» Goal of the exercise:
Below is a block of records; repeat each one exactly.
··· Records to use ···
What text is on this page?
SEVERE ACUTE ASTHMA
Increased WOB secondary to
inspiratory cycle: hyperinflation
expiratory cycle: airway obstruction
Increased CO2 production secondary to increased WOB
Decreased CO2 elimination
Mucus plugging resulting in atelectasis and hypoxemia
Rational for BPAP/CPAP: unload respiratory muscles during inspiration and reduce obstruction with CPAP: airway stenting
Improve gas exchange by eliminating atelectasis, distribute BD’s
···
» Response for this exercise:
What text is on this page?
SEVERE ACUTE ASTHMA
Increased WOB secondary to
inspiratory cycle: hyperinflation
expiratory cycle: airway obstruction
Increased CO2 production secondary to increased WOB
Decreased CO2 elimination
Mucus plugging resulting in atelectasis and hypoxemia
Rational for BPAP/CPAP: unload respiratory muscles during inspiration and reduce obstruction with CPAP: airway stenting
Improve gas exchange by eliminating atelectasis, distribute BD’s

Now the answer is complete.